═══ Отрывок текста
Года полтора спустя я написал статью о жизни и творчестве Леца, богато инкрустированную моими переводами, и она появилась в «Вопросах литературы» в августе 1968-го. Кроме стихов Леца, я цитировал в статье и несколько фрашек. В 1973-м «Вопросы» опубликовали еще несколько страниц моих переводов фрашек, а в 1976-м большую публикацию его стихов и фрашек для «Иностранки». Оставшиеся мои переводы фрашек «Вопросы» опубликовали в 1966-м. Но в нашу антологию польских поэтов ХХ века я включил не все переведенные фрашки. В последний момент я вынул из рукописи книги две страницы фрашек, чтобы их не было «слишком много», чтобы не потрафлять читателю, ждущему хоть чего-то «смешного». Я боялся, что кто-то прочтет фрашки Леца как «польский юмор», а юмор мне казался неуместным в нашей антологии, в которой преобладала трагическая тональность. Впрочем, и переводы стихов Леца я тоже включил в нашу антологию далеко не все. Вот это уже зря.

Многие переводы его стихов долго лежали в столе у меня, часть еще лежит. Много лет — до антологии 2000 года — лежало в столе и его стихотворение о часовых:

«Что думает часовой»«Польские поэты ХХ века», т. 1.[1]:

 

Что думает часовой по поводу часового:

первый часовой о втором,

второй о третьем,

третий о четвертом,

что думает первый часовой о шестом,

что думает шестой о первом —

пересеченье всех этих мыслей

и составляет сеть,

в которой запутались

люди.

Татьяне Ланиной очень нравилось это стихотворение, но предложить его редколлегии «Иностранки» она не решилась: — Да что вы! У нас редколлегия состоит из часовых! Разве они пропустят!

Из предложенных Ланиной текстов редколлегия не пропустила две фрашки. Собственно, не редколлегия, а два, как она съязвила, «старика»: главный и один из замов. Не пропустили они «Эпитафию весталке»:

Каждому тело отдавала,

деваха щедрая была!

Когда же так осталось мало,

что отдавать его уж не пристало,

то Богу душу отдала.

Не пропустили и «Очевидное»:

Чтоб евнух показался наго,

ему нужна мужская отвага.

Эти две фрашки показались им неприличными. Лец приличиями себя не ограничивал. Как пошутил он однажды: «В зеркале речи часто отражаются голые человеческие гениталии».

Но чаще Лец выходил за рамки, установленные не ханжеством, а политической цензурой. Своим коллегам он шутливо советовал: «Будь реалистом: не говори правду». Но сам говорил ее. Повторял. Назойливо, неотвязно. Лешек Колаковский в заметке «памяти Леца» в 1966-м писал: «Он не давал нам покоя много лет... он хотел быть тем сводом, о котором Платон говорил в „Апологии” и который жалом своим заставляет шевелиться обленившийся город; или тем, кто, согласно той же „Апологии”, „из более слабой фразы делает более сильную и других этому учит”». Стало быть, заключает Колаковский, «Лец был философом, хотя наверняка его не интересовало это звание».
══════
*Задание*. Перепишите без изменений часть отрывка о переводах Леца, начиная со слов «пересеченье всех этих» и заканчивая словами «Разве они пропустят!».
═══ Исходные данные
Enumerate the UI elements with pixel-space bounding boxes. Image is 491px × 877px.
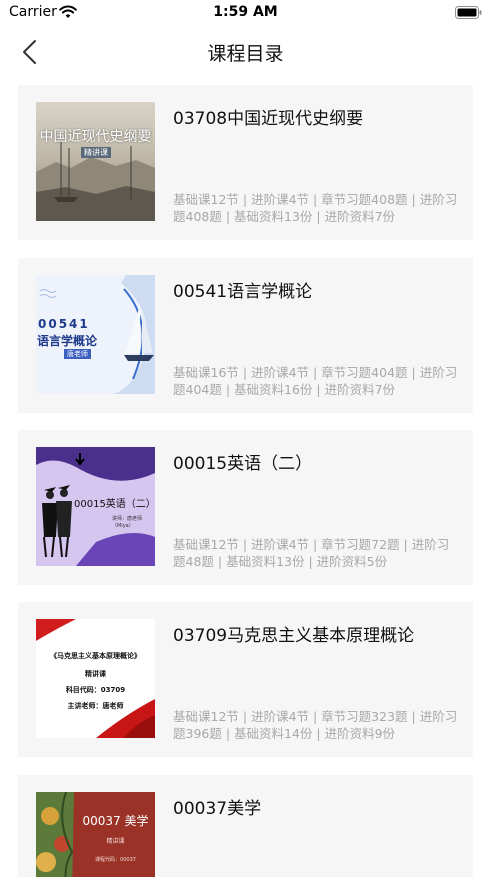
══════
*Результат*.
пересеченье всех этих мыслей

и составляет сеть,

в которой запутались

люди.

Татьяне Ланиной очень нравилось это стихотворение, но предложить его редколлегии «Иностранки» она не решилась: — Да что вы! У нас редколлегия состоит из часовых! Разве они пропустят!